**Required work:** Output the material beneath exactly, leaving nothing out.

Data entries:
*****
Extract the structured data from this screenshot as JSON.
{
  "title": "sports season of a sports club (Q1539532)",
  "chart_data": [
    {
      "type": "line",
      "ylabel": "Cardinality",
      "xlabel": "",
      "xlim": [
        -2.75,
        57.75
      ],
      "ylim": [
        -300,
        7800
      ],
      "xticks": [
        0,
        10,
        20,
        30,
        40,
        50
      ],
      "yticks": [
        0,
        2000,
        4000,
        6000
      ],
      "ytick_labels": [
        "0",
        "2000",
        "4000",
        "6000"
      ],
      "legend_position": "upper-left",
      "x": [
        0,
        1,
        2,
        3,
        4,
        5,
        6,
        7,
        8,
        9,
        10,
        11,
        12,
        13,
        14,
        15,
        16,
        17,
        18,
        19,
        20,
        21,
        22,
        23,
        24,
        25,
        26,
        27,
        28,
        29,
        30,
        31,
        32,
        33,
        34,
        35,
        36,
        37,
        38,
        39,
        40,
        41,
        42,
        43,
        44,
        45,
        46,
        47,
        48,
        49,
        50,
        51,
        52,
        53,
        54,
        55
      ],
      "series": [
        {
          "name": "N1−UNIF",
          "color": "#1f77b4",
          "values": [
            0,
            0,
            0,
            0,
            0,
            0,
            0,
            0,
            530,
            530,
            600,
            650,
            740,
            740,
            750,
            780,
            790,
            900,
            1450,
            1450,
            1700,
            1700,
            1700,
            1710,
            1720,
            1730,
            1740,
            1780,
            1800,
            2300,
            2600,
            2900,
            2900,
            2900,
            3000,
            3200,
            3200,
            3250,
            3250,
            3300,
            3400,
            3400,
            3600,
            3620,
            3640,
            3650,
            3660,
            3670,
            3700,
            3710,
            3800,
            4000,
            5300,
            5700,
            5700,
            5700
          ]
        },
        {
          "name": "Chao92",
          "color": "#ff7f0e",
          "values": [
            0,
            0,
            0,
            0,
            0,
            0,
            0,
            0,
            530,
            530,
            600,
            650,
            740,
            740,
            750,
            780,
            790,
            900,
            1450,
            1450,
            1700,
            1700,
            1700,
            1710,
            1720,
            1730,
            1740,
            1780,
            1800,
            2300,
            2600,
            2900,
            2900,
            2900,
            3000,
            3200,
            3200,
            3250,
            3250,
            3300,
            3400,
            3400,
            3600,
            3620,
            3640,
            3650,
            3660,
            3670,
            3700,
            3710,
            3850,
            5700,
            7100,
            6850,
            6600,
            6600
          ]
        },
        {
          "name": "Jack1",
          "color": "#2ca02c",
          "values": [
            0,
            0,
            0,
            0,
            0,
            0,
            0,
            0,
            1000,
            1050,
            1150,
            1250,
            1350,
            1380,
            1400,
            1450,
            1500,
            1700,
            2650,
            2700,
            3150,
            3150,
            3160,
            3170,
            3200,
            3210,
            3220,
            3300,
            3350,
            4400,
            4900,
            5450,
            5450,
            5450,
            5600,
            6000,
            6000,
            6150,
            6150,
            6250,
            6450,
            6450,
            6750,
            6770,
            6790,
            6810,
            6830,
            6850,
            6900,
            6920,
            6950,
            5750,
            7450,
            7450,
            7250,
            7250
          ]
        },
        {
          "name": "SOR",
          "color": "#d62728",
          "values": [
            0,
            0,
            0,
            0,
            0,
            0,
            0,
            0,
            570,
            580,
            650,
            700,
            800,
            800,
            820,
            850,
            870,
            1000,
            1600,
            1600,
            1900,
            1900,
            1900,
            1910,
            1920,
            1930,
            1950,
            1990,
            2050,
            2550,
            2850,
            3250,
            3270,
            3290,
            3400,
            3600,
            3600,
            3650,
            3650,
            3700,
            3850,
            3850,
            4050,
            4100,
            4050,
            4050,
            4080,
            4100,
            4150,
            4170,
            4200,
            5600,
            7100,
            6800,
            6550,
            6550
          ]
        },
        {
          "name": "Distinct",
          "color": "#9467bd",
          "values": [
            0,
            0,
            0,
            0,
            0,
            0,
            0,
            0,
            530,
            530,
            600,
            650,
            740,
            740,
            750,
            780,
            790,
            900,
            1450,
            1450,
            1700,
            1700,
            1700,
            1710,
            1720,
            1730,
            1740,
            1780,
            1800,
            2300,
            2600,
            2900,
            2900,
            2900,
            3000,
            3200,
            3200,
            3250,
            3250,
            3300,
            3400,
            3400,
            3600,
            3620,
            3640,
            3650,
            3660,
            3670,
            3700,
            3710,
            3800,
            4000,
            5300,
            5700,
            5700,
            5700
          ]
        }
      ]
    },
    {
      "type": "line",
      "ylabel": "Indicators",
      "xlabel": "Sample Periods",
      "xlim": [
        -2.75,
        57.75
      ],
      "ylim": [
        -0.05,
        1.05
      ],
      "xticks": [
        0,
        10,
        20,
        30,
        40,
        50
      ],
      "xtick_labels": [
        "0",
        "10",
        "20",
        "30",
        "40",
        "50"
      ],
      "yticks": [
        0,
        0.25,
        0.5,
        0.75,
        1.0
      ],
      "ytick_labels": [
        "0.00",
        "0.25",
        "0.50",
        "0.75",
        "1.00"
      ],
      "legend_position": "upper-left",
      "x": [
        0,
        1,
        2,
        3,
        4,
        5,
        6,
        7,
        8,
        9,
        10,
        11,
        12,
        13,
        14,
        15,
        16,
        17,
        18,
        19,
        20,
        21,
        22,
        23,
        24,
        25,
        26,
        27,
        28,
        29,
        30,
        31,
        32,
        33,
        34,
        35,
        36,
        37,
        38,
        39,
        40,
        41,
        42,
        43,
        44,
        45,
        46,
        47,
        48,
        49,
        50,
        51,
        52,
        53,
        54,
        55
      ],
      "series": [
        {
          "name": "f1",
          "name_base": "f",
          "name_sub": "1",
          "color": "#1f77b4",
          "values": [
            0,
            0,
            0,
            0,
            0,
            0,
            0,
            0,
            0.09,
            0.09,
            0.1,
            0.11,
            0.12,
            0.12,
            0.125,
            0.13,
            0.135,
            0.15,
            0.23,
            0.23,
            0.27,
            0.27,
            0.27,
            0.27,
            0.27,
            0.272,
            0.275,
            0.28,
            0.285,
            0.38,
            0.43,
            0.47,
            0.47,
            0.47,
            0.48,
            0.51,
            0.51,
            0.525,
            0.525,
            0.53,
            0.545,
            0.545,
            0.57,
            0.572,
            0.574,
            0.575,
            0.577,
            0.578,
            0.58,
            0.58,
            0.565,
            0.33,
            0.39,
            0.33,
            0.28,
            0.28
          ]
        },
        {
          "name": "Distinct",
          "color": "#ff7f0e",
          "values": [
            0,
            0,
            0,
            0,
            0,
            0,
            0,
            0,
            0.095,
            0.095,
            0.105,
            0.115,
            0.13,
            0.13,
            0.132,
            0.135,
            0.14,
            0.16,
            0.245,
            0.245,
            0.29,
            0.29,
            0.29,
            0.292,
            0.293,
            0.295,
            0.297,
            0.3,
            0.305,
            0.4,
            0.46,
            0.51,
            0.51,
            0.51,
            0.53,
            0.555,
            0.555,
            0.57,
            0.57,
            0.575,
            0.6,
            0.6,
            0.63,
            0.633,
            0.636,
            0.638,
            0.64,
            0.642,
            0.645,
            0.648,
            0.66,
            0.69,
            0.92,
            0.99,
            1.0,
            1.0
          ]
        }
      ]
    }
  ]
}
*****
**Solved problem:**
Extract the structured data from this screenshot as JSON.
{
  "title": "sports season of a sports club (Q1539532)",
  "chart_data": [
    {
      "type": "line",
      "ylabel": "Cardinality",
      "xlabel": "",
      "xlim": [
        -2.75,
        57.75
      ],
      "ylim": [
        -300,
        7800
      ],
      "xticks": [
        0,
        10,
        20,
        30,
        40,
        50
      ],
      "yticks": [
        0,
        2000,
        4000,
        6000
      ],
      "ytick_labels": [
        "0",
        "2000",
        "4000",
        "6000"
      ],
      "legend_position": "upper-left",
      "x": [
        0,
        1,
        2,
        3,
        4,
        5,
        6,
        7,
        8,
        9,
        10,
        11,
        12,
        13,
        14,
        15,
        16,
        17,
        18,
        19,
        20,
        21,
        22,
        23,
        24,
        25,
        26,
        27,
        28,
        29,
        30,
        31,
        32,
        33,
        34,
        35,
        36,
        37,
        38,
        39,
        40,
        41,
        42,
        43,
        44,
        45,
        46,
        47,
        48,
        49,
        50,
        51,
        52,
        53,
        54,
        55
      ],
      "series": [
        {
          "name": "N1−UNIF",
          "color": "#1f77b4",
          "values": [
            0,
            0,
            0,
            0,
            0,
            0,
            0,
            0,
            530,
            530,
            600,
            650,
            740,
            740,
            750,
            780,
            790,
            900,
            1450,
            1450,
            1700,
            1700,
            1700,
            1710,
            1720,
            1730,
            1740,
            1780,
            1800,
            2300,
            2600,
            2900,
            2900,
            2900,
            3000,
            3200,
            3200,
            3250,
            3250,
            3300,
            3400,
            3400,
            3600,
            3620,
            3640,
            3650,
            3660,
            3670,
            3700,
            3710,
            3800,
            4000,
            5300,
            5700,
            5700,
            5700
          ]
        },
        {
          "name": "Chao92",
          "color": "#ff7f0e",
          "values": [
            0,
            0,
            0,
            0,
            0,
            0,
            0,
            0,
            530,
            530,
            600,
            650,
            740,
            740,
            750,
            780,
            790,
            900,
            1450,
            1450,
            1700,
            1700,
            1700,
            1710,
            1720,
            1730,
            1740,
            1780,
            1800,
            2300,
            2600,
            2900,
            2900,
            2900,
            3000,
            3200,
            3200,
            3250,
            3250,
            3300,
            3400,
            3400,
            3600,
            3620,
            3640,
            3650,
            3660,
            3670,
            3700,
            3710,
            3850,
            5700,
            7100,
            6850,
            6600,
            6600
          ]
        },
        {
          "name": "Jack1",
          "color": "#2ca02c",
          "values": [
            0,
            0,
            0,
            0,
            0,
            0,
            0,
            0,
            1000,
            1050,
            1150,
            1250,
            1350,
            1380,
            1400,
            1450,
            1500,
            1700,
            2650,
            2700,
            3150,
            3150,
            3160,
            3170,
            3200,
            3210,
            3220,
            3300,
            3350,
            4400,
            4900,
            5450,
            5450,
            5450,
            5600,
            6000,
            6000,
            6150,
            6150,
            6250,
            6450,
            6450,
            6750,
            6770,
            6790,
            6810,
            6830,
            6850,
            6900,
            6920,
            6950,
            5750,
            7450,
            7450,
            7250,
            7250
          ]
        },
        {
          "name": "SOR",
          "color": "#d62728",
          "values": [
            0,
            0,
            0,
            0,
            0,
            0,
            0,
            0,
            570,
            580,
            650,
            700,
            800,
            800,
            820,
            850,
            870,
            1000,
            1600,
            1600,
            1900,
            1900,
            1900,
            1910,
            1920,
            1930,
            1950,
            1990,
            2050,
            2550,
            2850,
            3250,
            3270,
            3290,
            3400,
            3600,
            3600,
            3650,
            3650,
            3700,
            3850,
            3850,
            4050,
            4100,
            4050,
            4050,
            4080,
            4100,
            4150,
            4170,
            4200,
            5600,
            7100,
            6800,
            6550,
            6550
          ]
        },
        {
          "name": "Distinct",
          "color": "#9467bd",
          "values": [
            0,
            0,
            0,
            0,
            0,
            0,
            0,
            0,
            530,
            530,
            600,
            650,
            740,
            740,
            750,
            780,
            790,
            900,
            1450,
            1450,
            1700,
            1700,
            1700,
            1710,
            1720,
            1730,
            1740,
            1780,
            1800,
            2300,
            2600,
            2900,
            2900,
            2900,
            3000,
            3200,
            3200,
            3250,
            3250,
            3300,
            3400,
            3400,
            3600,
            3620,
            3640,
            3650,
            3660,
            3670,
            3700,
            3710,
            3800,
            4000,
            5300,
            5700,
            5700,
            5700
          ]
        }
      ]
    },
    {
      "type": "line",
      "ylabel": "Indicators",
      "xlabel": "Sample Periods",
      "xlim": [
        -2.75,
        57.75
      ],
      "ylim": [
        -0.05,
        1.05
      ],
      "xticks": [
        0,
        10,
        20,
        30,
        40,
        50
      ],
      "xtick_labels": [
        "0",
        "10",
        "20",
        "30",
        "40",
        "50"
      ],
      "yticks": [
        0,
        0.25,
        0.5,
        0.75,
        1.0
      ],
      "ytick_labels": [
        "0.00",
        "0.25",
        "0.50",
        "0.75",
        "1.00"
      ],
      "legend_position": "upper-left",
      "x": [
        0,
        1,
        2,
        3,
        4,
        5,
        6,
        7,
        8,
        9,
        10,
        11,
        12,
        13,
        14,
        15,
        16,
        17,
        18,
        19,
        20,
        21,
        22,
        23,
        24,
        25,
        26,
        27,
        28,
        29,
        30,
        31,
        32,
        33,
        34,
        35,
        36,
        37,
        38,
        39,
        40,
        41,
        42,
        43,
        44,
        45,
        46,
        47,
        48,
        49,
        50,
        51,
        52,
        53,
        54,
        55
      ],
      "series": [
        {
          "name": "f1",
          "name_base": "f",
          "name_sub": "1",
          "color": "#1f77b4",
          "values": [
            0,
            0,
            0,
            0,
            0,
            0,
            0,
            0,
            0.09,
            0.09,
            0.1,
            0.11,
            0.12,
            0.12,
            0.125,
            0.13,
            0.135,
            0.15,
            0.23,
            0.23,
            0.27,
            0.27,
            0.27,
            0.27,
            0.27,
            0.272,
            0.275,
            0.28,
            0.285,
            0.38,
            0.43,
            0.47,
            0.47,
            0.47,
            0.48,
            0.51,
            0.51,
            0.525,
            0.525,
            0.53,
            0.545,
            0.545,
            0.57,
            0.572,
            0.574,
            0.575,
            0.577,
            0.578,
            0.58,
            0.58,
            0.565,
            0.33,
            0.39,
            0.33,
            0.28,
            0.28
          ]
        },
        {
          "name": "Distinct",
          "color": "#ff7f0e",
          "values": [
            0,
            0,
            0,
            0,
            0,
            0,
            0,
            0,
            0.095,
            0.095,
            0.105,
            0.115,
            0.13,
            0.13,
            0.132,
            0.135,
            0.14,
            0.16,
            0.245,
            0.245,
            0.29,
            0.29,
            0.29,
            0.292,
            0.293,
            0.295,
            0.297,
            0.3,
            0.305,
            0.4,
            0.46,
            0.51,
            0.51,
            0.51,
            0.53,
            0.555,
            0.555,
            0.57,
            0.57,
            0.575,
            0.6,
            0.6,
            0.63,
            0.633,
            0.636,
            0.638,
            0.64,
            0.642,
            0.645,
            0.648,
            0.66,
            0.69,
            0.92,
            0.99,
            1.0,
            1.0
          ]
        }
      ]
    }
  ]
}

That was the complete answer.